The input
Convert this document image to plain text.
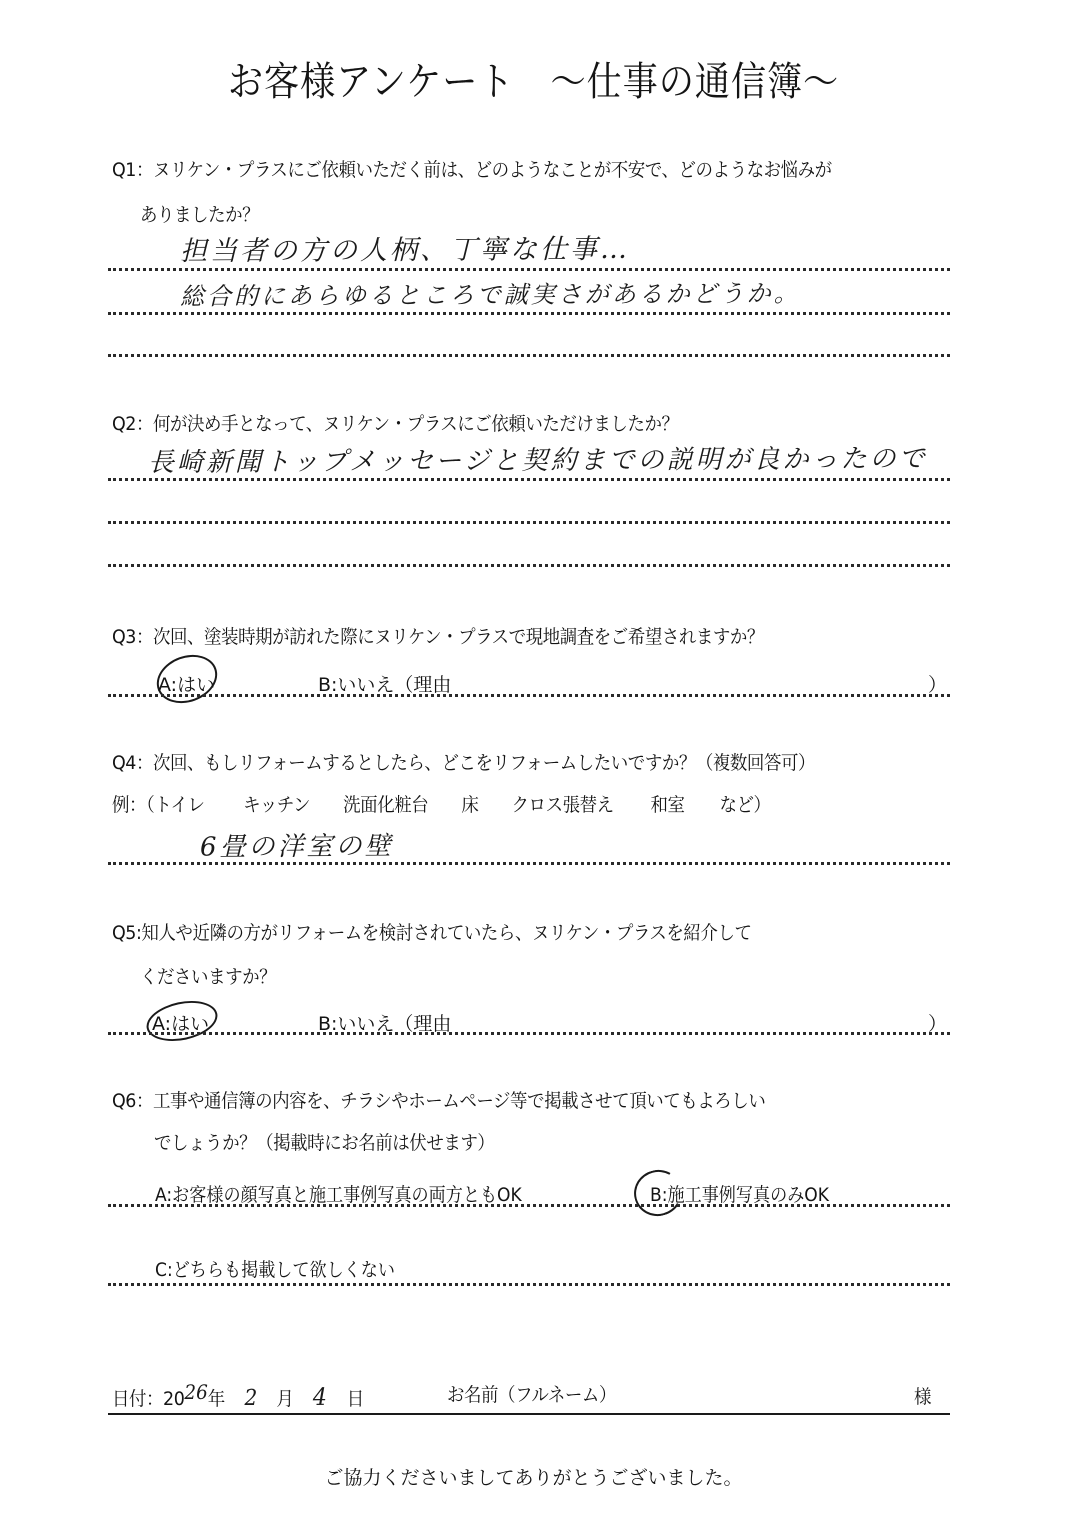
お客様アンケート　～仕事の通信簿～
Q1：ヌリケン・プラスにご依頼いただく前は、どのようなことが不安で、どのようなお悩みが
ありましたか？
担当者の方の人柄、丁寧な仕事…
総合的にあらゆるところで誠実さがあるかどうか。
Q2：何が決め手となって、ヌリケン・プラスにご依頼いただけましたか？
長崎新聞トップメッセージと契約までの説明が良かったので
Q3：次回、塗装時期が訪れた際にヌリケン・プラスで現地調査をご希望されますか？
A:はい	B:いいえ（理由	）
Q4：次回、もしリフォームするとしたら、どこをリフォームしたいですか？（複数回答可）
例：（トイレ キッチン 洗面化粧台 床 クロス張替え 和室 など）
6畳の洋室の壁
Q5:知人や近隣の方がリフォームを検討されていたら、ヌリケン・プラスを紹介して
くださいますか？
A:はい	B:いいえ（理由	）
Q6：工事や通信簿の内容を、チラシやホームページ等で掲載させて頂いてもよろしい
でしょうか？（掲載時にお名前は伏せます）
A:お客様の顔写真と施工事例写真の両方ともOK	B:施工事例写真のみOK
C:どちらも掲載して欲しくない
日付：2026年 2 月 4 日	お名前（フルネーム）	様
ご協力くださいましてありがとうございました。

Objective
Word for word, quote the lines above. Omit the pictures.

The response
Convert this document image to plain text.
お客様アンケート　～仕事の通信簿～
Q1：ヌリケン・プラスにご依頼いただく前は、どのようなことが不安で、どのようなお悩みが
ありましたか？
担当者の方の人柄、丁寧な仕事…
総合的にあらゆるところで誠実さがあるかどうか。
Q2：何が決め手となって、ヌリケン・プラスにご依頼いただけましたか？
長崎新聞トップメッセージと契約までの説明が良かったので
Q3：次回、塗装時期が訪れた際にヌリケン・プラスで現地調査をご希望されますか？
A:はい	B:いいえ（理由	）
Q4：次回、もしリフォームするとしたら、どこをリフォームしたいですか？（複数回答可）
例：（トイレ キッチン 洗面化粧台 床 クロス張替え 和室 など）
6畳の洋室の壁
Q5:知人や近隣の方がリフォームを検討されていたら、ヌリケン・プラスを紹介して
くださいますか？
A:はい	B:いいえ（理由	）
Q6：工事や通信簿の内容を、チラシやホームページ等で掲載させて頂いてもよろしい
でしょうか？（掲載時にお名前は伏せます）
A:お客様の顔写真と施工事例写真の両方ともOK	B:施工事例写真のみOK
C:どちらも掲載して欲しくない
日付：2026年 2 月 4 日	お名前（フルネーム）	様
ご協力くださいましてありがとうございました。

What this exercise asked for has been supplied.